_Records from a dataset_
*-*-*

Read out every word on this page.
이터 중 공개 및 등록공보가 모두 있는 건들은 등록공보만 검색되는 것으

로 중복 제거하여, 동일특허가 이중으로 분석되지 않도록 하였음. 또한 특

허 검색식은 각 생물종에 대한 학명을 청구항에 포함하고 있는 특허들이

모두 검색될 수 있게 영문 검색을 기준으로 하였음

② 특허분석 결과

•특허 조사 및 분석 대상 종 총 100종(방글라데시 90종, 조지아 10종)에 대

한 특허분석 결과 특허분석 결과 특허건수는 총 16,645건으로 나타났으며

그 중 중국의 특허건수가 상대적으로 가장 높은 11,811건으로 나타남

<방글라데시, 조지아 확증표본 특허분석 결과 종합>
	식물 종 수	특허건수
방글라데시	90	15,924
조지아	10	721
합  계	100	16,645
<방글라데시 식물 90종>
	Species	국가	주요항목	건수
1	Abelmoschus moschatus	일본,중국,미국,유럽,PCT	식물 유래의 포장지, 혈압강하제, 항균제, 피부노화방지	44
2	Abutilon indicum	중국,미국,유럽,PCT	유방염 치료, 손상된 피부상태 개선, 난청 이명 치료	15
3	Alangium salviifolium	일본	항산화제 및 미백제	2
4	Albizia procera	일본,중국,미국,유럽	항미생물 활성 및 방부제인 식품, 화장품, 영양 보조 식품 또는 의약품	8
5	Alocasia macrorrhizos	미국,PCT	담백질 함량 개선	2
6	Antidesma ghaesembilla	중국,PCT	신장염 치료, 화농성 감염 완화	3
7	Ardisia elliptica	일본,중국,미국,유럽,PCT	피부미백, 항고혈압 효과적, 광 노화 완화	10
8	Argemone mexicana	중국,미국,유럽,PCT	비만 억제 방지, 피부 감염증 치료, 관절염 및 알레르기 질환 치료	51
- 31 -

*-*-*

_Written request_
Above are some records. Print them all exactly.

_Result of the task_
Read out every word on this page.
이터 중 공개 및 등록공보가 모두 있는 건들은 등록공보만 검색되는 것으

로 중복 제거하여, 동일특허가 이중으로 분석되지 않도록 하였음. 또한 특

허 검색식은 각 생물종에 대한 학명을 청구항에 포함하고 있는 특허들이

모두 검색될 수 있게 영문 검색을 기준으로 하였음

② 특허분석 결과

•특허 조사 및 분석 대상 종 총 100종(방글라데시 90종, 조지아 10종)에 대

한 특허분석 결과 특허분석 결과 특허건수는 총 16,645건으로 나타났으며

그 중 중국의 특허건수가 상대적으로 가장 높은 11,811건으로 나타남

<방글라데시, 조지아 확증표본 특허분석 결과 종합>
	식물 종 수	특허건수
방글라데시	90	15,924
조지아	10	721
합  계	100	16,645
<방글라데시 식물 90종>
	Species	국가	주요항목	건수
1	Abelmoschus moschatus	일본,중국,미국,유럽,PCT	식물 유래의 포장지, 혈압강하제, 항균제, 피부노화방지	44
2	Abutilon indicum	중국,미국,유럽,PCT	유방염 치료, 손상된 피부상태 개선, 난청 이명 치료	15
3	Alangium salviifolium	일본	항산화제 및 미백제	2
4	Albizia procera	일본,중국,미국,유럽	항미생물 활성 및 방부제인 식품, 화장품, 영양 보조 식품 또는 의약품	8
5	Alocasia macrorrhizos	미국,PCT	담백질 함량 개선	2
6	Antidesma ghaesembilla	중국,PCT	신장염 치료, 화농성 감염 완화	3
7	Ardisia elliptica	일본,중국,미국,유럽,PCT	피부미백, 항고혈압 효과적, 광 노화 완화	10
8	Argemone mexicana	중국,미국,유럽,PCT	비만 억제 방지, 피부 감염증 치료, 관절염 및 알레르기 질환 치료	51
- 31 -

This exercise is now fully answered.